Problem statement → Look for the word "таблицы" in the entries below, then copy every line that has it.
------ Extracted material ------
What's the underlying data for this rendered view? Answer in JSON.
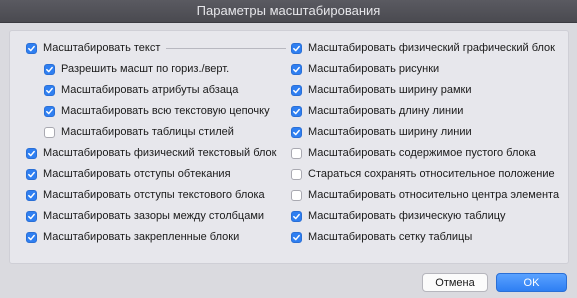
{
  "dialog": {
    "title": "Параметры масштабирования",
    "checkboxes": [
      {
        "label": "Масштабировать текст",
        "checked": true
      },
      {
        "label": "Разрешить масшт по гориз./верт.",
        "checked": true
      },
      {
        "label": "Масштабировать атрибуты абзаца",
        "checked": true
      },
      {
        "label": "Масштабировать всю текстовую цепочку",
        "checked": true
      },
      {
        "label": "Масштабировать таблицы стилей",
        "checked": false
      },
      {
        "label": "Масштабировать физический текстовый блок",
        "checked": true
      },
      {
        "label": "Масштабировать отступы обтекания",
        "checked": true
      },
      {
        "label": "Масштабировать отступы текстового блока",
        "checked": true
      },
      {
        "label": "Масштабировать зазоры между столбцами",
        "checked": true
      },
      {
        "label": "Масштабировать закрепленные блоки",
        "checked": true
      },
      {
        "label": "Масштабировать физический графический блок",
        "checked": true
      },
      {
        "label": "Масштабировать рисунки",
        "checked": true
      },
      {
        "label": "Масштабировать ширину рамки",
        "checked": true
      },
      {
        "label": "Масштабировать длину линии",
        "checked": true
      },
      {
        "label": "Масштабировать ширину линии",
        "checked": true
      },
      {
        "label": "Масштабировать содержимое пустого блока",
        "checked": false
      },
      {
        "label": "Стараться сохранять относительное положение",
        "checked": false
      },
      {
        "label": "Масштабировать относительно центра элемента",
        "checked": false
      },
      {
        "label": "Масштабировать физическую таблицу",
        "checked": true
      },
      {
        "label": "Масштабировать сетку таблицы",
        "checked": true
      }
    ],
    "buttons": {
      "cancel": "Отмена",
      "ok": "OK"
    },
    "colors": {
      "accent": "#2f7ff1",
      "titlebar": "#4f4f55"
    }
  }
}
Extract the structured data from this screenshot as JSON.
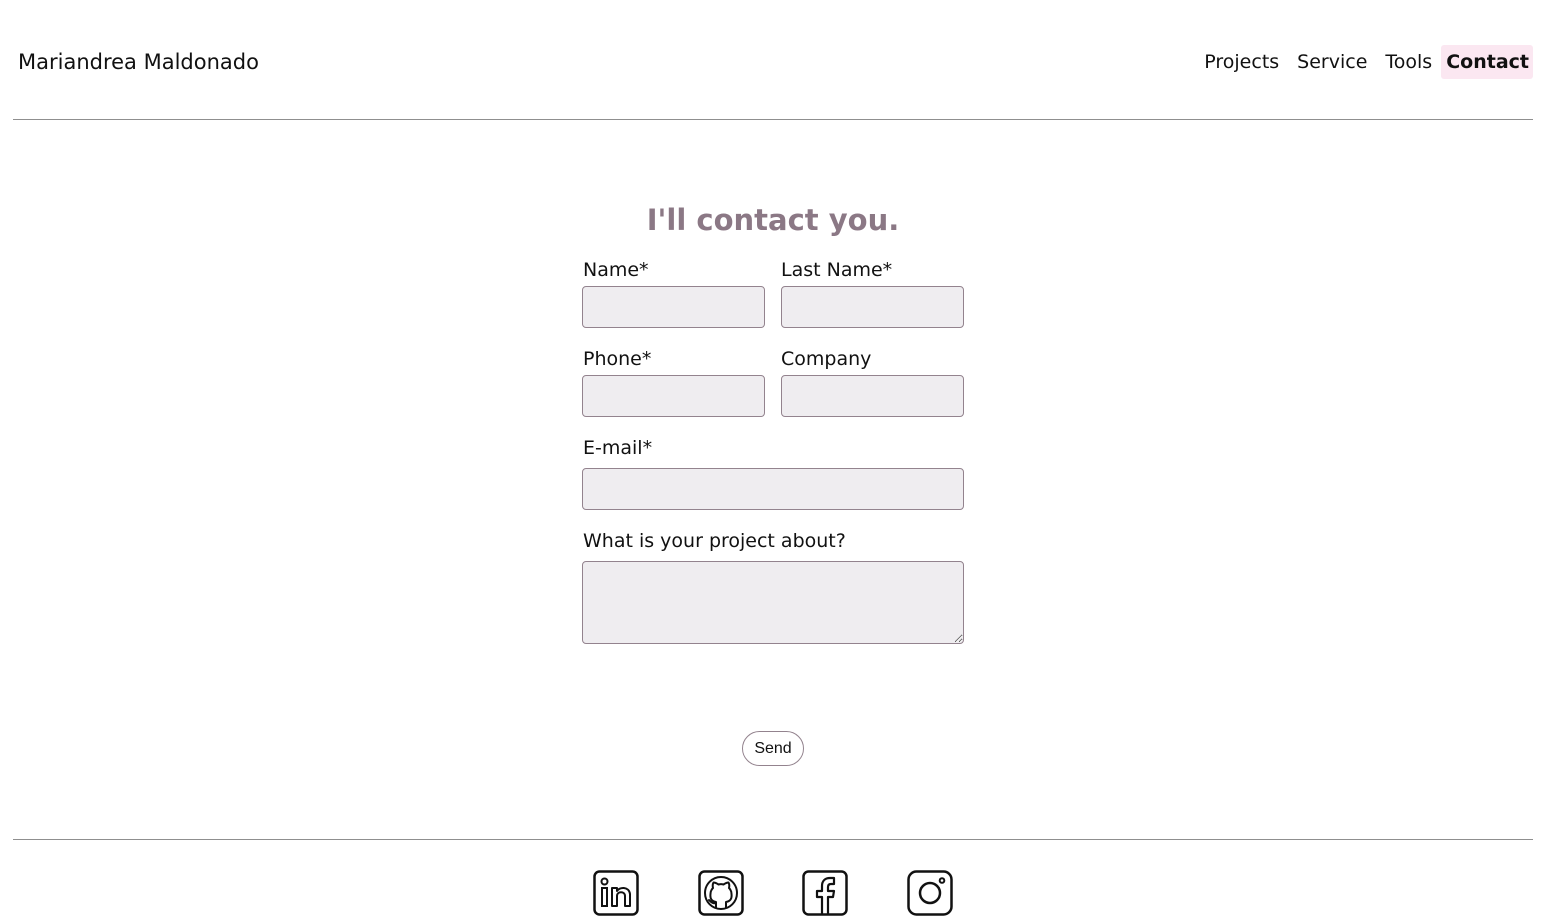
{
  "header": {
    "brand": "Mariandrea Maldonado",
    "nav": [
      {
        "label": "Projects",
        "active": false
      },
      {
        "label": "Service",
        "active": false
      },
      {
        "label": "Tools",
        "active": false
      },
      {
        "label": "Contact",
        "active": true
      }
    ]
  },
  "form": {
    "title": "I'll contact you.",
    "fields": {
      "name": {
        "label": "Name*",
        "value": ""
      },
      "last_name": {
        "label": "Last Name*",
        "value": ""
      },
      "phone": {
        "label": "Phone*",
        "value": ""
      },
      "company": {
        "label": "Company",
        "value": ""
      },
      "email": {
        "label": "E-mail*",
        "value": ""
      },
      "project": {
        "label": "What is your project about?",
        "value": ""
      }
    },
    "send_label": "Send"
  },
  "footer": {
    "social_icons": [
      "linkedin-icon",
      "github-icon",
      "facebook-icon",
      "instagram-icon"
    ]
  },
  "colors": {
    "title": "#8b7885",
    "input_bg": "#efedf0",
    "input_border": "#93838e",
    "active_nav_bg": "#fbe7f1",
    "divider": "#8f8f8f"
  }
}
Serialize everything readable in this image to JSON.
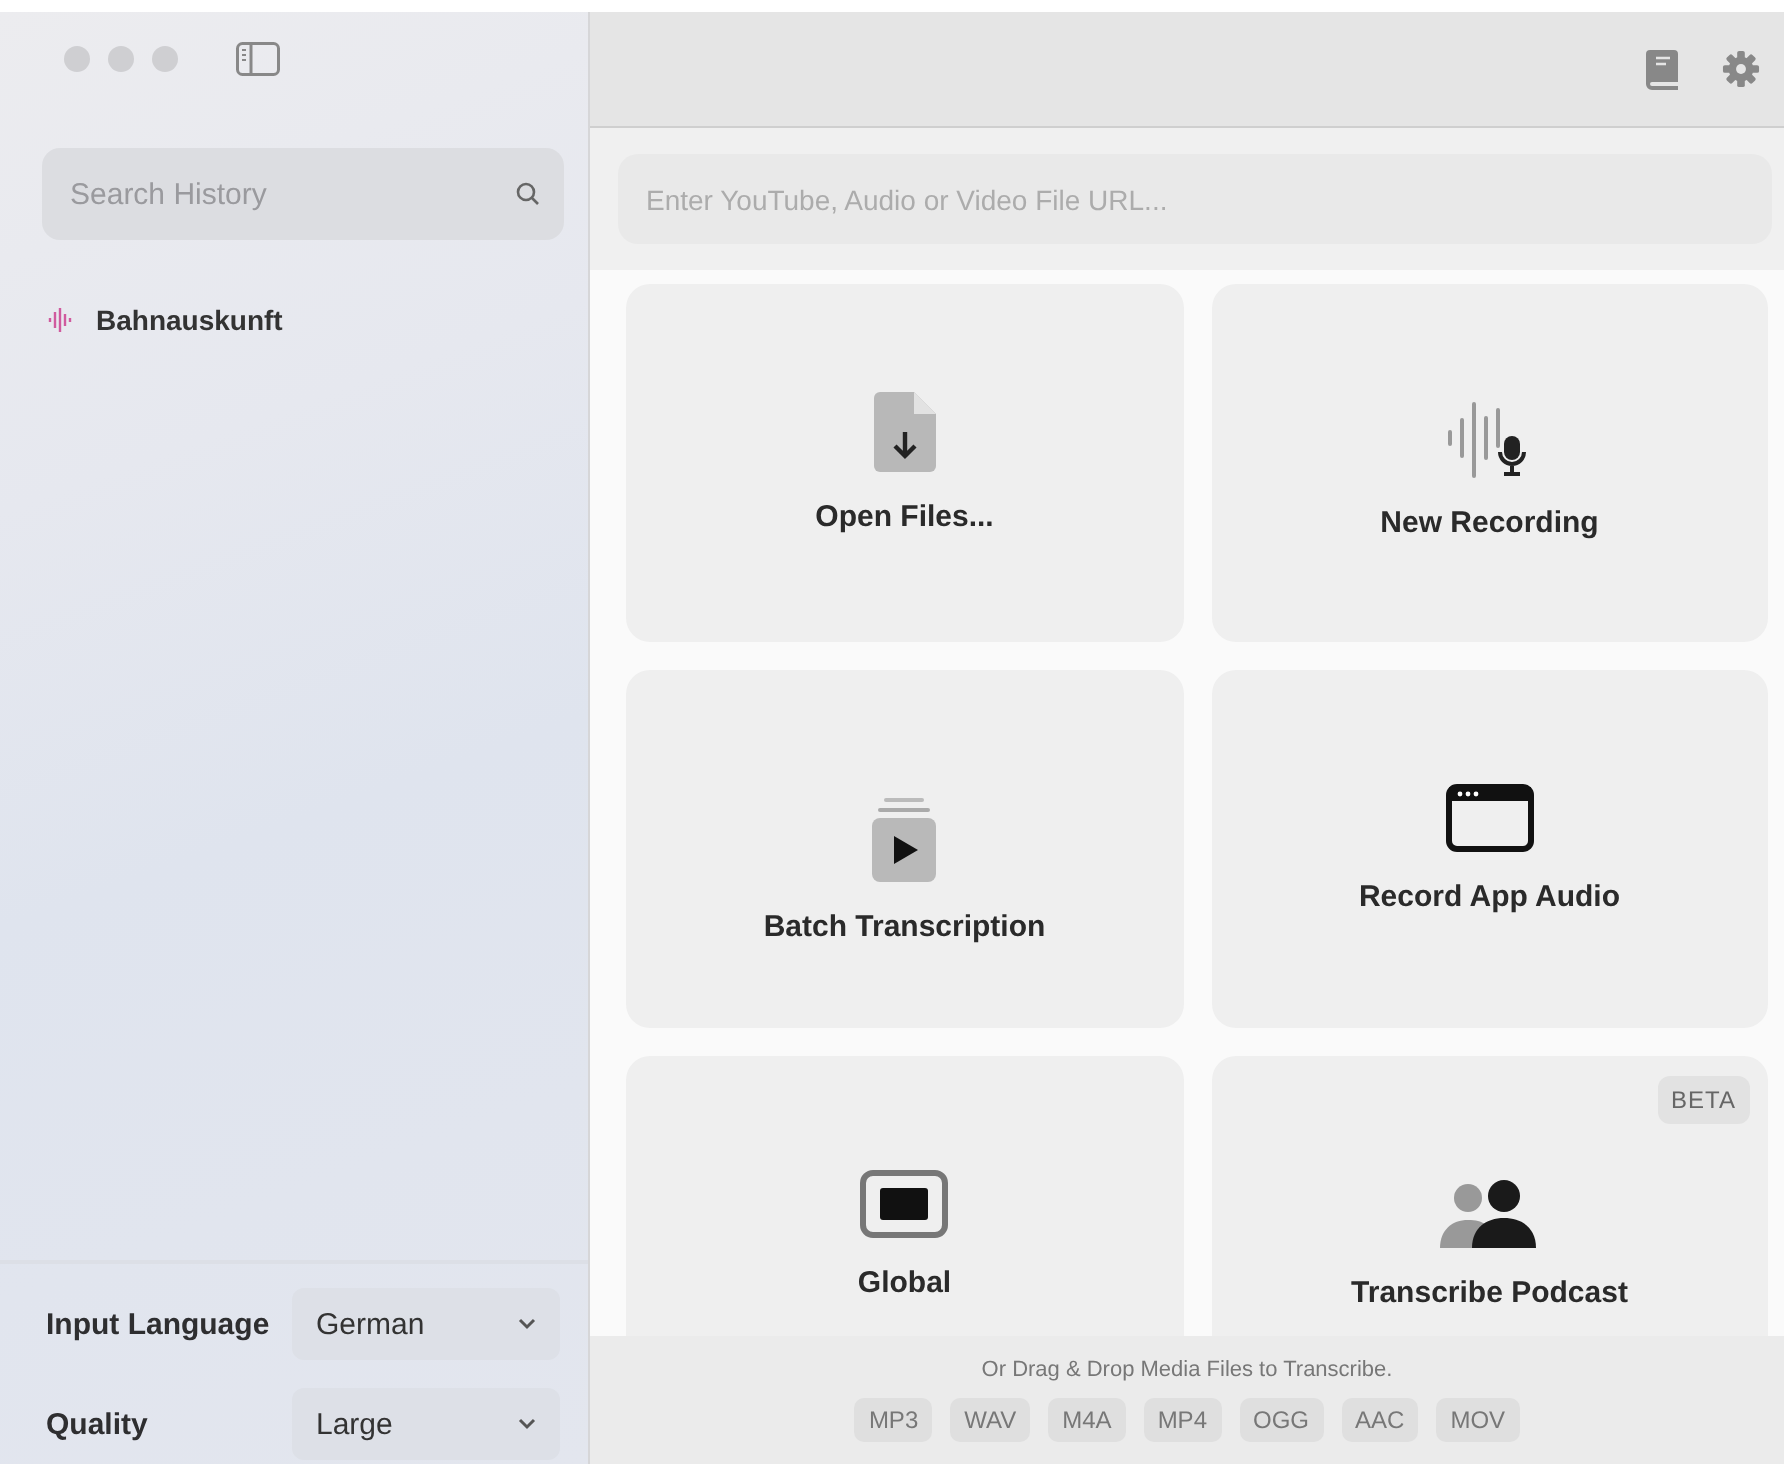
{
  "sidebar": {
    "search": {
      "placeholder": "Search History"
    },
    "history": [
      {
        "title": "Bahnauskunft"
      }
    ],
    "settings": [
      {
        "label": "Input Language",
        "value": "German"
      },
      {
        "label": "Quality",
        "value": "Large"
      }
    ]
  },
  "url_field": {
    "placeholder": "Enter YouTube, Audio or Video File URL..."
  },
  "cards": [
    {
      "kind": "file",
      "label": "Open Files..."
    },
    {
      "kind": "recording",
      "label": "New Recording"
    },
    {
      "kind": "batch",
      "label": "Batch Transcription"
    },
    {
      "kind": "window",
      "label": "Record App Audio"
    },
    {
      "kind": "screen",
      "label": "Global"
    },
    {
      "kind": "podcast",
      "label": "Transcribe Podcast",
      "badge": "BETA"
    }
  ],
  "footer": {
    "hint": "Or Drag & Drop Media Files to Transcribe.",
    "formats": [
      "MP3",
      "WAV",
      "M4A",
      "MP4",
      "OGG",
      "AAC",
      "MOV"
    ]
  }
}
------
Output for this task →
        "label": "Масштабировать таблицы стилей",
        "label": "Масштабировать сетку таблицы",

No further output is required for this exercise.